■ **Problem to work on**:
Search the material below for the string "Transport" and extract each line that has it.

◇ ◇ ◇ ◇ ◇

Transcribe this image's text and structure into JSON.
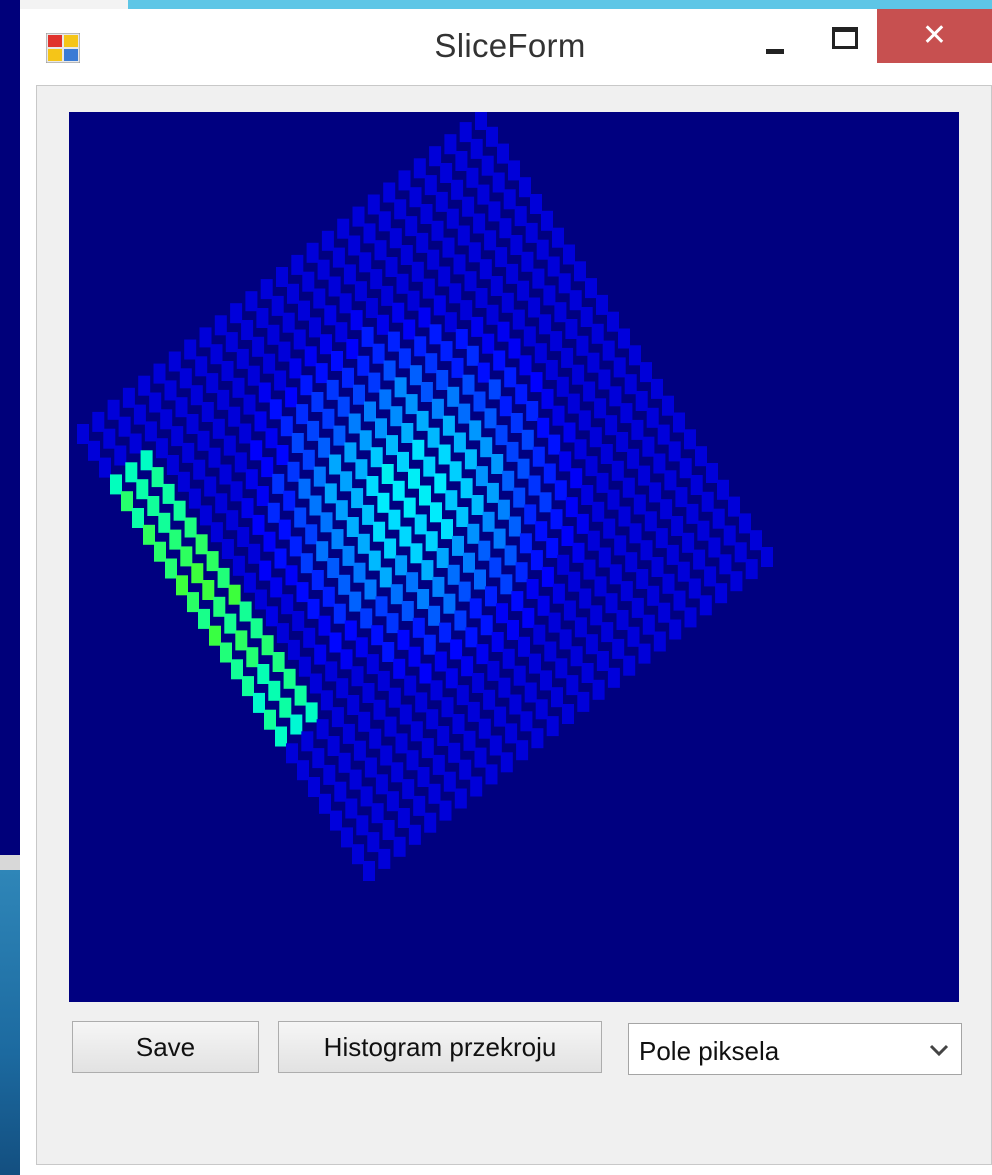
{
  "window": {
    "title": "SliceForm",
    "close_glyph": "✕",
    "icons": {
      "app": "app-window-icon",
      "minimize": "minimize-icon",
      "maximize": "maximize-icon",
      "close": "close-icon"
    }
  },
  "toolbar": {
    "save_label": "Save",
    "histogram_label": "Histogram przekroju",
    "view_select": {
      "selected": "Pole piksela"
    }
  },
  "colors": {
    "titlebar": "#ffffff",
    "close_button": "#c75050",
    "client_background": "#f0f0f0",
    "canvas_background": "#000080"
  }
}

◇ ◇ ◇ ◇ ◇

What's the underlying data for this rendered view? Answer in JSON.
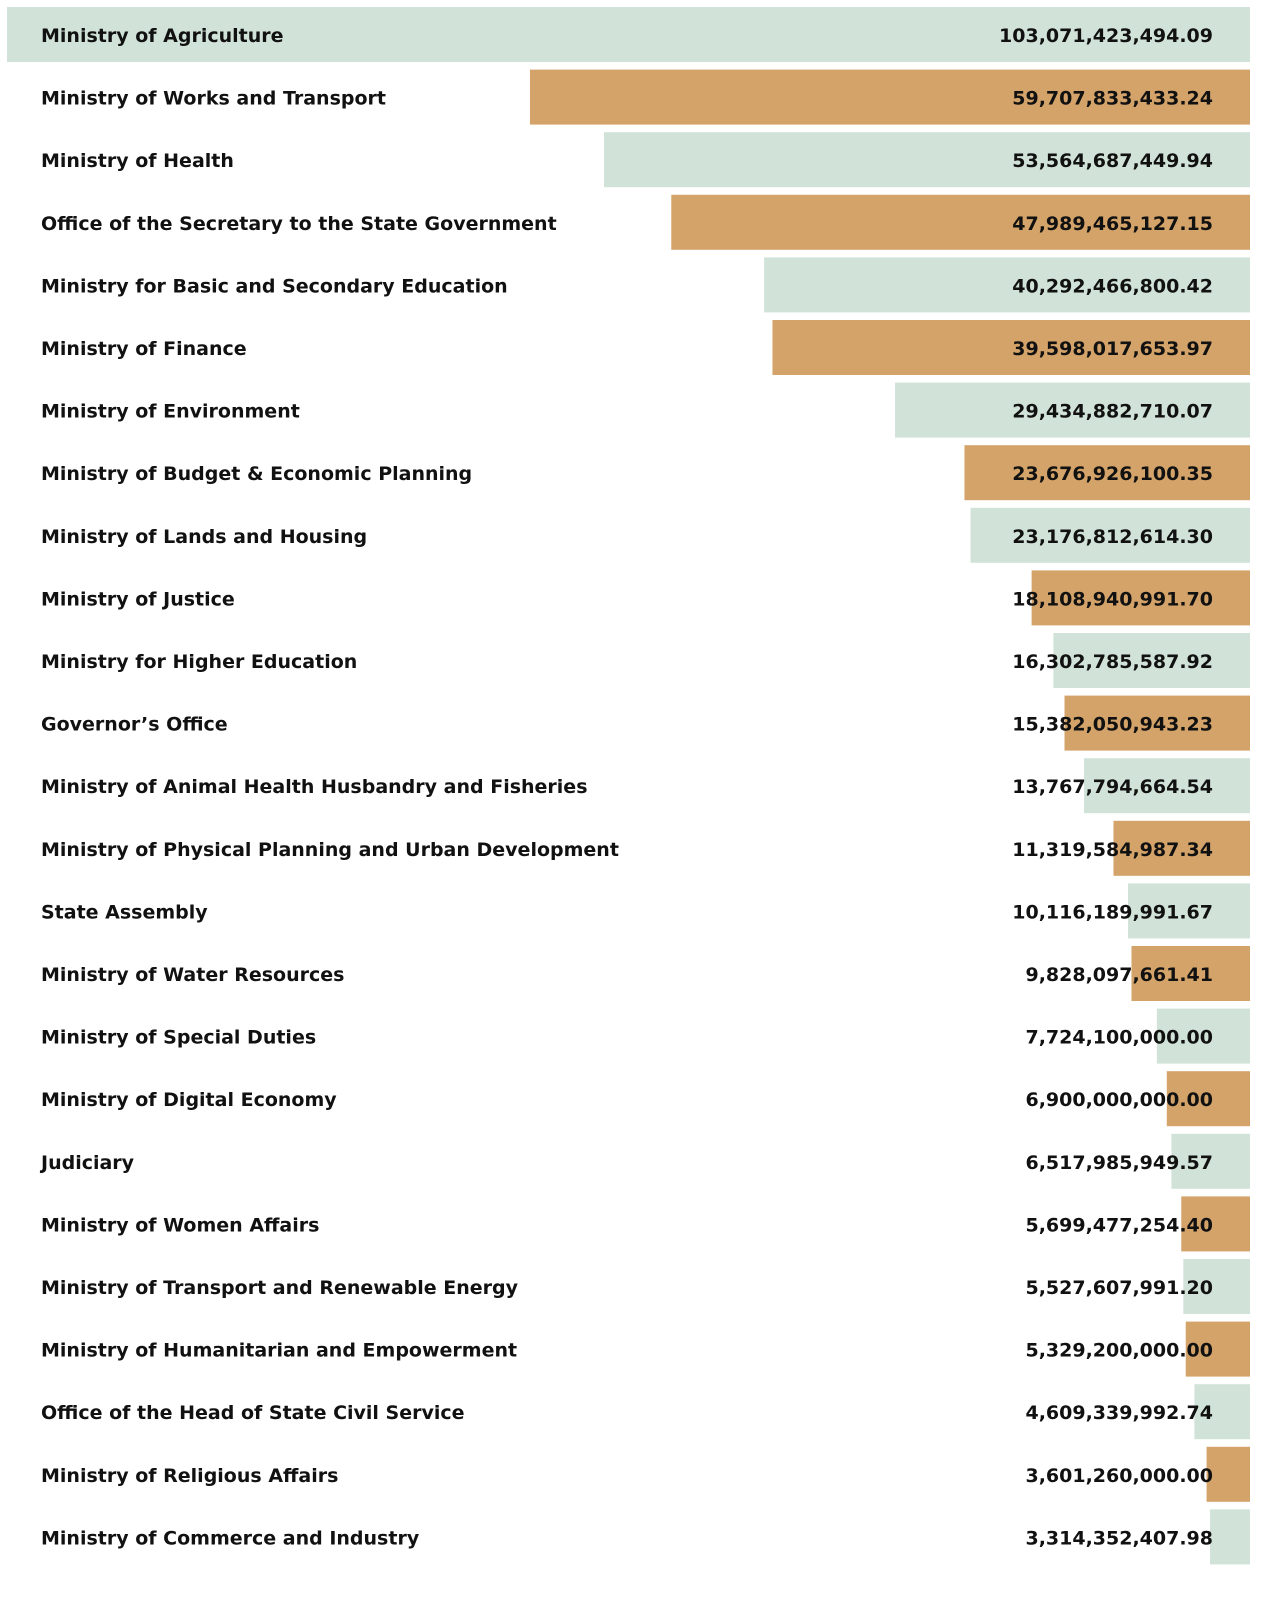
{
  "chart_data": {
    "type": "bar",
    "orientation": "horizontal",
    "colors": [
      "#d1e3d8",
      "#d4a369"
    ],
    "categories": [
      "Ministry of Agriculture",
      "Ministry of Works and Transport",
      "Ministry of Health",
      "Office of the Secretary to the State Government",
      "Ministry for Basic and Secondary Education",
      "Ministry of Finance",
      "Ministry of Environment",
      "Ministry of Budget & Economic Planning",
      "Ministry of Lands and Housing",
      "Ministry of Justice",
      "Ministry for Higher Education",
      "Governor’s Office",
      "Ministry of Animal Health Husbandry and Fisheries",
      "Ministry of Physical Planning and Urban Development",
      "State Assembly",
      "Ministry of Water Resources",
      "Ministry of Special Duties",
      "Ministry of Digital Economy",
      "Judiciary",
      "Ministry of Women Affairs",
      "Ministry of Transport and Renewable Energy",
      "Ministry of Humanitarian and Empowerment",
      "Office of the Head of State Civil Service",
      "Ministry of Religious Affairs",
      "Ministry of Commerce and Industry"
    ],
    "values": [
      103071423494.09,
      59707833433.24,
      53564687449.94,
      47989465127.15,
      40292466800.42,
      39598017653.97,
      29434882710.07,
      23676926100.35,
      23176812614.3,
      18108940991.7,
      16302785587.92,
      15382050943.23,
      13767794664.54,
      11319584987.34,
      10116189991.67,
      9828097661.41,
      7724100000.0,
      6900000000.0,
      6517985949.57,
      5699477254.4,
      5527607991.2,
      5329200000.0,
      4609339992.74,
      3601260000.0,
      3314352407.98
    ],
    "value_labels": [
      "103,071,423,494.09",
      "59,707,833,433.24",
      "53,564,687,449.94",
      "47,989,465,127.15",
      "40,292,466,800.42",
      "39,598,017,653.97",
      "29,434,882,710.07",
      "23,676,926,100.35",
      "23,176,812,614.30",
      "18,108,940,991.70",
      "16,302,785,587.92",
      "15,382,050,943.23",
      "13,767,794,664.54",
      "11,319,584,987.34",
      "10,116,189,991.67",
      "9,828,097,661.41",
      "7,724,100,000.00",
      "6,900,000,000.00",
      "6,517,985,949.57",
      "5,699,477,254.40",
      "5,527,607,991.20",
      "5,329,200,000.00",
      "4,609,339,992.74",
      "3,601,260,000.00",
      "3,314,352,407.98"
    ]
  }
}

◇ ◇ ◇ ◇ ◇

■ **Task result**:
      "Ministry of Works and Transport",
      "Ministry of Transport and Renewable Energy",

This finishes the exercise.